[Collection entries]
━━━━━━━━━━━━━━━━━━━━━━━━━━━━━━

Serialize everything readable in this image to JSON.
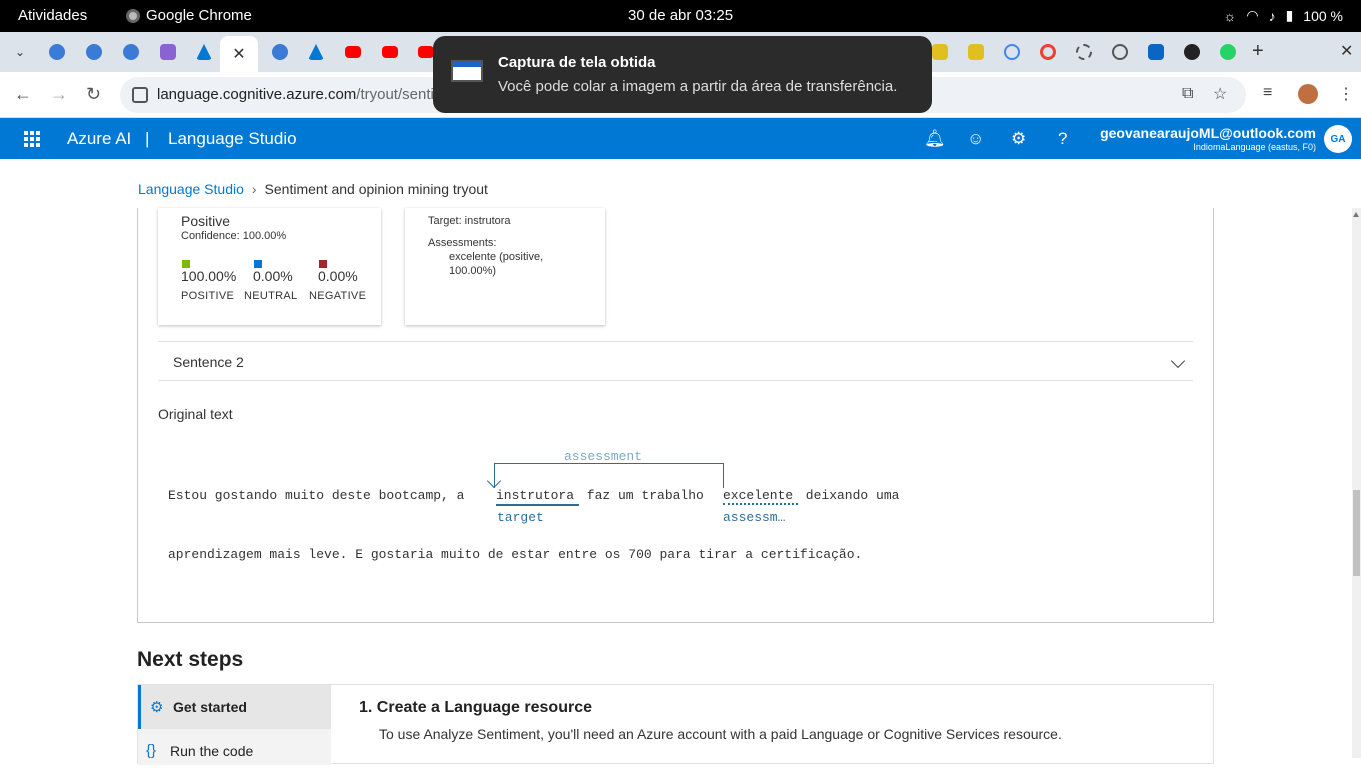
{
  "system_bar": {
    "activities": "Atividades",
    "app_name": "Google Chrome",
    "datetime": "30 de abr  03:25",
    "battery": "100 %"
  },
  "browser": {
    "url_host": "language.cognitive.azure.com",
    "url_path": "/tryout/sentime",
    "active_tab_close": "✕",
    "new_tab": "+",
    "close_window": "✕"
  },
  "notification": {
    "title": "Captura de tela obtida",
    "body": "Você pode colar a imagem a partir da área de transferência."
  },
  "azure_header": {
    "brand": "Azure AI",
    "separator": "|",
    "product": "Language Studio",
    "email": "geovanearaujoML@outlook.com",
    "tenant": "IndiomaLanguage (eastus, F0)",
    "avatar_initials": "GA"
  },
  "breadcrumb": {
    "root": "Language Studio",
    "current": "Sentiment and opinion mining tryout"
  },
  "sentiment_card": {
    "label": "Positive",
    "confidence": "Confidence: 100.00%",
    "scores": [
      {
        "value": "100.00%",
        "caption": "POSITIVE",
        "color": "#7fba00"
      },
      {
        "value": "0.00%",
        "caption": "NEUTRAL",
        "color": "#0078d4"
      },
      {
        "value": "0.00%",
        "caption": "NEGATIVE",
        "color": "#a4262c"
      }
    ]
  },
  "opinion_card": {
    "target": "Target: instrutora",
    "assessments_label": "Assessments:",
    "assessment_line1": "excelente (positive,",
    "assessment_line2": "100.00%)"
  },
  "sentence2": {
    "label": "Sentence 2"
  },
  "original_text": {
    "heading": "Original text",
    "pre_target": "Estou gostando muito deste bootcamp, a ",
    "target_word": "instrutora",
    "mid": " faz um trabalho ",
    "assessment_word": "excelente",
    "post": " deixando uma",
    "line2": "aprendizagem mais leve. E gostaria muito de estar entre os 700 para tirar a certificação.",
    "relation_label": "assessment",
    "target_tag": "target",
    "assessment_tag": "assessm…"
  },
  "next_steps": {
    "heading": "Next steps",
    "nav": [
      {
        "label": "Get started",
        "icon": "gear-icon"
      },
      {
        "label": "Run the code",
        "icon": "braces-icon"
      }
    ],
    "step_title": "1. Create a Language resource",
    "step_text": "To use Analyze Sentiment, you'll need an Azure account with a paid Language or Cognitive Services resource."
  }
}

━━━━━━━━━━━━━━━━━━━━━━━━━━━━━━

Repeat each record exactly, with the pictures left out.

[ANSWER]
Serialize everything readable in this image to JSON.
{
  "system_bar": {
    "activities": "Atividades",
    "app_name": "Google Chrome",
    "datetime": "30 de abr  03:25",
    "battery": "100 %"
  },
  "browser": {
    "url_host": "language.cognitive.azure.com",
    "url_path": "/tryout/sentime",
    "active_tab_close": "✕",
    "new_tab": "+",
    "close_window": "✕"
  },
  "notification": {
    "title": "Captura de tela obtida",
    "body": "Você pode colar a imagem a partir da área de transferência."
  },
  "azure_header": {
    "brand": "Azure AI",
    "separator": "|",
    "product": "Language Studio",
    "email": "geovanearaujoML@outlook.com",
    "tenant": "IndiomaLanguage (eastus, F0)",
    "avatar_initials": "GA"
  },
  "breadcrumb": {
    "root": "Language Studio",
    "current": "Sentiment and opinion mining tryout"
  },
  "sentiment_card": {
    "label": "Positive",
    "confidence": "Confidence: 100.00%",
    "scores": [
      {
        "value": "100.00%",
        "caption": "POSITIVE",
        "color": "#7fba00"
      },
      {
        "value": "0.00%",
        "caption": "NEUTRAL",
        "color": "#0078d4"
      },
      {
        "value": "0.00%",
        "caption": "NEGATIVE",
        "color": "#a4262c"
      }
    ]
  },
  "opinion_card": {
    "target": "Target: instrutora",
    "assessments_label": "Assessments:",
    "assessment_line1": "excelente (positive,",
    "assessment_line2": "100.00%)"
  },
  "sentence2": {
    "label": "Sentence 2"
  },
  "original_text": {
    "heading": "Original text",
    "pre_target": "Estou gostando muito deste bootcamp, a ",
    "target_word": "instrutora",
    "mid": " faz um trabalho ",
    "assessment_word": "excelente",
    "post": " deixando uma",
    "line2": "aprendizagem mais leve. E gostaria muito de estar entre os 700 para tirar a certificação.",
    "relation_label": "assessment",
    "target_tag": "target",
    "assessment_tag": "assessm…"
  },
  "next_steps": {
    "heading": "Next steps",
    "nav": [
      {
        "label": "Get started",
        "icon": "gear-icon"
      },
      {
        "label": "Run the code",
        "icon": "braces-icon"
      }
    ],
    "step_title": "1. Create a Language resource",
    "step_text": "To use Analyze Sentiment, you'll need an Azure account with a paid Language or Cognitive Services resource."
  }
}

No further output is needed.